* START Data for processing *

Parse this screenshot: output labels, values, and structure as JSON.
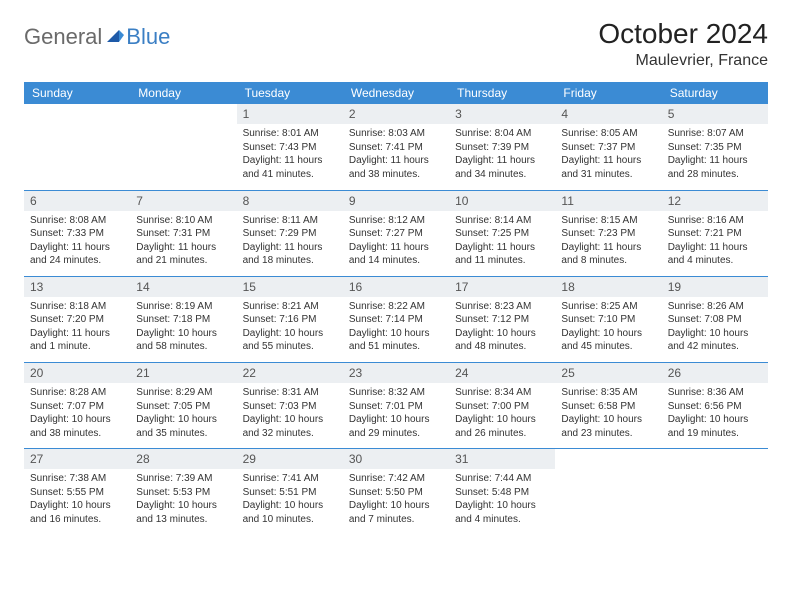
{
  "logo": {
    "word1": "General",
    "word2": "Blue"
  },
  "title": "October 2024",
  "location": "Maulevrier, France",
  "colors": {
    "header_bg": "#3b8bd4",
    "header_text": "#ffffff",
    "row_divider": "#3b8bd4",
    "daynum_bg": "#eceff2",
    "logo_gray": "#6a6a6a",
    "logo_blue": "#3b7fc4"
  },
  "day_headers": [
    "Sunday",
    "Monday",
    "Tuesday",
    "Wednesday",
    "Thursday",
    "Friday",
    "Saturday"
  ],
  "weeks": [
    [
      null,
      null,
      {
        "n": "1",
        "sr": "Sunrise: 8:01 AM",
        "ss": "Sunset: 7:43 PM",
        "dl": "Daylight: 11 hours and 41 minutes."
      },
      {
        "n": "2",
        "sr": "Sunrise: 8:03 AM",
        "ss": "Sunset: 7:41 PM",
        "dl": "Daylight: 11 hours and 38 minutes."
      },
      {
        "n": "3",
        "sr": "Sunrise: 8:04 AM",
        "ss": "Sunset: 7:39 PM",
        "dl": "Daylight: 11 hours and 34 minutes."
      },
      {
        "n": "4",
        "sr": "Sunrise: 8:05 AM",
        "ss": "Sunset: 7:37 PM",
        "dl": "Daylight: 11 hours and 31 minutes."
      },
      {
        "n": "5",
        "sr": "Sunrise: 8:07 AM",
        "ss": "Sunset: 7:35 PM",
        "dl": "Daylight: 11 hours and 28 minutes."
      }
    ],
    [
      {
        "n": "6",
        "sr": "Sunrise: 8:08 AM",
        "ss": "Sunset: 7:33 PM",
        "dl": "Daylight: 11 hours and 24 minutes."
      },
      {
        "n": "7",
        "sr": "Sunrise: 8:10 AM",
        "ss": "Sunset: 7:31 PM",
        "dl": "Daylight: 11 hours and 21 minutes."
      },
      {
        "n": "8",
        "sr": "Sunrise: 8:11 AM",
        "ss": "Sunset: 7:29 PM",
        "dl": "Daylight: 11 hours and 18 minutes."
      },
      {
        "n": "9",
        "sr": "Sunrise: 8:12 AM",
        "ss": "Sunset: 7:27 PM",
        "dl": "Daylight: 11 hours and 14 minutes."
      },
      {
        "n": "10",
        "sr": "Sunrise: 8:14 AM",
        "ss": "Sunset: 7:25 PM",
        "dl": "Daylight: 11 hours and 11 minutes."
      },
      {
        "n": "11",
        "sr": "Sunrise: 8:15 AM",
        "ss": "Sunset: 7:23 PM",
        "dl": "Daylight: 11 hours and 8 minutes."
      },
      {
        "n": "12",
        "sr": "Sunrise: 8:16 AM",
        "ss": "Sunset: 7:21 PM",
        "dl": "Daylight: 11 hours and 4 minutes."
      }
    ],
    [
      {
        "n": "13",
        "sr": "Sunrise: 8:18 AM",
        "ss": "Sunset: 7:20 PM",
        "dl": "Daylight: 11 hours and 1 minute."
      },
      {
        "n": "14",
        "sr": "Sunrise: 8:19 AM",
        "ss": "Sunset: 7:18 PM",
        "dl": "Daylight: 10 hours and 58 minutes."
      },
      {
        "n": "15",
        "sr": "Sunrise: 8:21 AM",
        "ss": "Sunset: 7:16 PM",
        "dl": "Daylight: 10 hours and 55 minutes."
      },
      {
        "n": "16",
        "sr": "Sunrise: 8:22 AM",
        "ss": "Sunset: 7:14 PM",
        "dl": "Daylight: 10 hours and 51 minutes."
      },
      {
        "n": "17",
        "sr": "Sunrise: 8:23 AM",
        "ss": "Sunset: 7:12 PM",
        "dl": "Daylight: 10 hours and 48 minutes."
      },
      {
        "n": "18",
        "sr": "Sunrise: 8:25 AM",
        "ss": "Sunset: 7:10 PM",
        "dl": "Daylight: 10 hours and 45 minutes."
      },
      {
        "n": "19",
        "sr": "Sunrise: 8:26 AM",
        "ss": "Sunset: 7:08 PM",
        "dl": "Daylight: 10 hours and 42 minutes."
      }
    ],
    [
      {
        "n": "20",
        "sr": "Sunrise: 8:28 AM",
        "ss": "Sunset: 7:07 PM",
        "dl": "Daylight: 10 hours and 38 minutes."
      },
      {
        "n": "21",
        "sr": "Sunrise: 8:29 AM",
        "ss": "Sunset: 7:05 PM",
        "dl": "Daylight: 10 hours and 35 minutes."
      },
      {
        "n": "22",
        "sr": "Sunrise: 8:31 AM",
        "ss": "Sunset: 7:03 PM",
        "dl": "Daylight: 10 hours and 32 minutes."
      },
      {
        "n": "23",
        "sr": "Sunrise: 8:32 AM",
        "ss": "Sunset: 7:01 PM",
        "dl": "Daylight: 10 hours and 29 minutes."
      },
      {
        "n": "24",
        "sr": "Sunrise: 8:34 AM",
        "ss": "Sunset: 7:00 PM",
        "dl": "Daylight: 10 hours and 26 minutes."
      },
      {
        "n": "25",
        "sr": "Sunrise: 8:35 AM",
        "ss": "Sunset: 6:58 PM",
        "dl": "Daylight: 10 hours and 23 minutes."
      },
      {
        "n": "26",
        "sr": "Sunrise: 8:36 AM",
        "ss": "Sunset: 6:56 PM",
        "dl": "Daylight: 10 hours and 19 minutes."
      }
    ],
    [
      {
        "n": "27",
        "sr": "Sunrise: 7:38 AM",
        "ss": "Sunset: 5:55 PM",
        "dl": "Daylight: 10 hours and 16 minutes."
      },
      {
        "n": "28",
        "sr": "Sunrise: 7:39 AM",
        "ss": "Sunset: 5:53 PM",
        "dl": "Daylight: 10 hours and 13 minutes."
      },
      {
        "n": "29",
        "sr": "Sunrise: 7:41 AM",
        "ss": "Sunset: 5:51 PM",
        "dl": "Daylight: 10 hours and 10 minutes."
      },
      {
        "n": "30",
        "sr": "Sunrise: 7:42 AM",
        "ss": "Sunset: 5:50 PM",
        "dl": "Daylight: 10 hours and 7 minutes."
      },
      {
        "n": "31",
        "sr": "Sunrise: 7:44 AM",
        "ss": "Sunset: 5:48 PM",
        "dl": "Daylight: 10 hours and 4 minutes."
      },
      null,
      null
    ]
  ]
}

* END Data for processing *

Take the data above and repeat it exactly, leaving each picture out.

# Answer in full
Parse this screenshot: output labels, values, and structure as JSON.
{
  "logo": {
    "word1": "General",
    "word2": "Blue"
  },
  "title": "October 2024",
  "location": "Maulevrier, France",
  "colors": {
    "header_bg": "#3b8bd4",
    "header_text": "#ffffff",
    "row_divider": "#3b8bd4",
    "daynum_bg": "#eceff2",
    "logo_gray": "#6a6a6a",
    "logo_blue": "#3b7fc4"
  },
  "day_headers": [
    "Sunday",
    "Monday",
    "Tuesday",
    "Wednesday",
    "Thursday",
    "Friday",
    "Saturday"
  ],
  "weeks": [
    [
      null,
      null,
      {
        "n": "1",
        "sr": "Sunrise: 8:01 AM",
        "ss": "Sunset: 7:43 PM",
        "dl": "Daylight: 11 hours and 41 minutes."
      },
      {
        "n": "2",
        "sr": "Sunrise: 8:03 AM",
        "ss": "Sunset: 7:41 PM",
        "dl": "Daylight: 11 hours and 38 minutes."
      },
      {
        "n": "3",
        "sr": "Sunrise: 8:04 AM",
        "ss": "Sunset: 7:39 PM",
        "dl": "Daylight: 11 hours and 34 minutes."
      },
      {
        "n": "4",
        "sr": "Sunrise: 8:05 AM",
        "ss": "Sunset: 7:37 PM",
        "dl": "Daylight: 11 hours and 31 minutes."
      },
      {
        "n": "5",
        "sr": "Sunrise: 8:07 AM",
        "ss": "Sunset: 7:35 PM",
        "dl": "Daylight: 11 hours and 28 minutes."
      }
    ],
    [
      {
        "n": "6",
        "sr": "Sunrise: 8:08 AM",
        "ss": "Sunset: 7:33 PM",
        "dl": "Daylight: 11 hours and 24 minutes."
      },
      {
        "n": "7",
        "sr": "Sunrise: 8:10 AM",
        "ss": "Sunset: 7:31 PM",
        "dl": "Daylight: 11 hours and 21 minutes."
      },
      {
        "n": "8",
        "sr": "Sunrise: 8:11 AM",
        "ss": "Sunset: 7:29 PM",
        "dl": "Daylight: 11 hours and 18 minutes."
      },
      {
        "n": "9",
        "sr": "Sunrise: 8:12 AM",
        "ss": "Sunset: 7:27 PM",
        "dl": "Daylight: 11 hours and 14 minutes."
      },
      {
        "n": "10",
        "sr": "Sunrise: 8:14 AM",
        "ss": "Sunset: 7:25 PM",
        "dl": "Daylight: 11 hours and 11 minutes."
      },
      {
        "n": "11",
        "sr": "Sunrise: 8:15 AM",
        "ss": "Sunset: 7:23 PM",
        "dl": "Daylight: 11 hours and 8 minutes."
      },
      {
        "n": "12",
        "sr": "Sunrise: 8:16 AM",
        "ss": "Sunset: 7:21 PM",
        "dl": "Daylight: 11 hours and 4 minutes."
      }
    ],
    [
      {
        "n": "13",
        "sr": "Sunrise: 8:18 AM",
        "ss": "Sunset: 7:20 PM",
        "dl": "Daylight: 11 hours and 1 minute."
      },
      {
        "n": "14",
        "sr": "Sunrise: 8:19 AM",
        "ss": "Sunset: 7:18 PM",
        "dl": "Daylight: 10 hours and 58 minutes."
      },
      {
        "n": "15",
        "sr": "Sunrise: 8:21 AM",
        "ss": "Sunset: 7:16 PM",
        "dl": "Daylight: 10 hours and 55 minutes."
      },
      {
        "n": "16",
        "sr": "Sunrise: 8:22 AM",
        "ss": "Sunset: 7:14 PM",
        "dl": "Daylight: 10 hours and 51 minutes."
      },
      {
        "n": "17",
        "sr": "Sunrise: 8:23 AM",
        "ss": "Sunset: 7:12 PM",
        "dl": "Daylight: 10 hours and 48 minutes."
      },
      {
        "n": "18",
        "sr": "Sunrise: 8:25 AM",
        "ss": "Sunset: 7:10 PM",
        "dl": "Daylight: 10 hours and 45 minutes."
      },
      {
        "n": "19",
        "sr": "Sunrise: 8:26 AM",
        "ss": "Sunset: 7:08 PM",
        "dl": "Daylight: 10 hours and 42 minutes."
      }
    ],
    [
      {
        "n": "20",
        "sr": "Sunrise: 8:28 AM",
        "ss": "Sunset: 7:07 PM",
        "dl": "Daylight: 10 hours and 38 minutes."
      },
      {
        "n": "21",
        "sr": "Sunrise: 8:29 AM",
        "ss": "Sunset: 7:05 PM",
        "dl": "Daylight: 10 hours and 35 minutes."
      },
      {
        "n": "22",
        "sr": "Sunrise: 8:31 AM",
        "ss": "Sunset: 7:03 PM",
        "dl": "Daylight: 10 hours and 32 minutes."
      },
      {
        "n": "23",
        "sr": "Sunrise: 8:32 AM",
        "ss": "Sunset: 7:01 PM",
        "dl": "Daylight: 10 hours and 29 minutes."
      },
      {
        "n": "24",
        "sr": "Sunrise: 8:34 AM",
        "ss": "Sunset: 7:00 PM",
        "dl": "Daylight: 10 hours and 26 minutes."
      },
      {
        "n": "25",
        "sr": "Sunrise: 8:35 AM",
        "ss": "Sunset: 6:58 PM",
        "dl": "Daylight: 10 hours and 23 minutes."
      },
      {
        "n": "26",
        "sr": "Sunrise: 8:36 AM",
        "ss": "Sunset: 6:56 PM",
        "dl": "Daylight: 10 hours and 19 minutes."
      }
    ],
    [
      {
        "n": "27",
        "sr": "Sunrise: 7:38 AM",
        "ss": "Sunset: 5:55 PM",
        "dl": "Daylight: 10 hours and 16 minutes."
      },
      {
        "n": "28",
        "sr": "Sunrise: 7:39 AM",
        "ss": "Sunset: 5:53 PM",
        "dl": "Daylight: 10 hours and 13 minutes."
      },
      {
        "n": "29",
        "sr": "Sunrise: 7:41 AM",
        "ss": "Sunset: 5:51 PM",
        "dl": "Daylight: 10 hours and 10 minutes."
      },
      {
        "n": "30",
        "sr": "Sunrise: 7:42 AM",
        "ss": "Sunset: 5:50 PM",
        "dl": "Daylight: 10 hours and 7 minutes."
      },
      {
        "n": "31",
        "sr": "Sunrise: 7:44 AM",
        "ss": "Sunset: 5:48 PM",
        "dl": "Daylight: 10 hours and 4 minutes."
      },
      null,
      null
    ]
  ]
}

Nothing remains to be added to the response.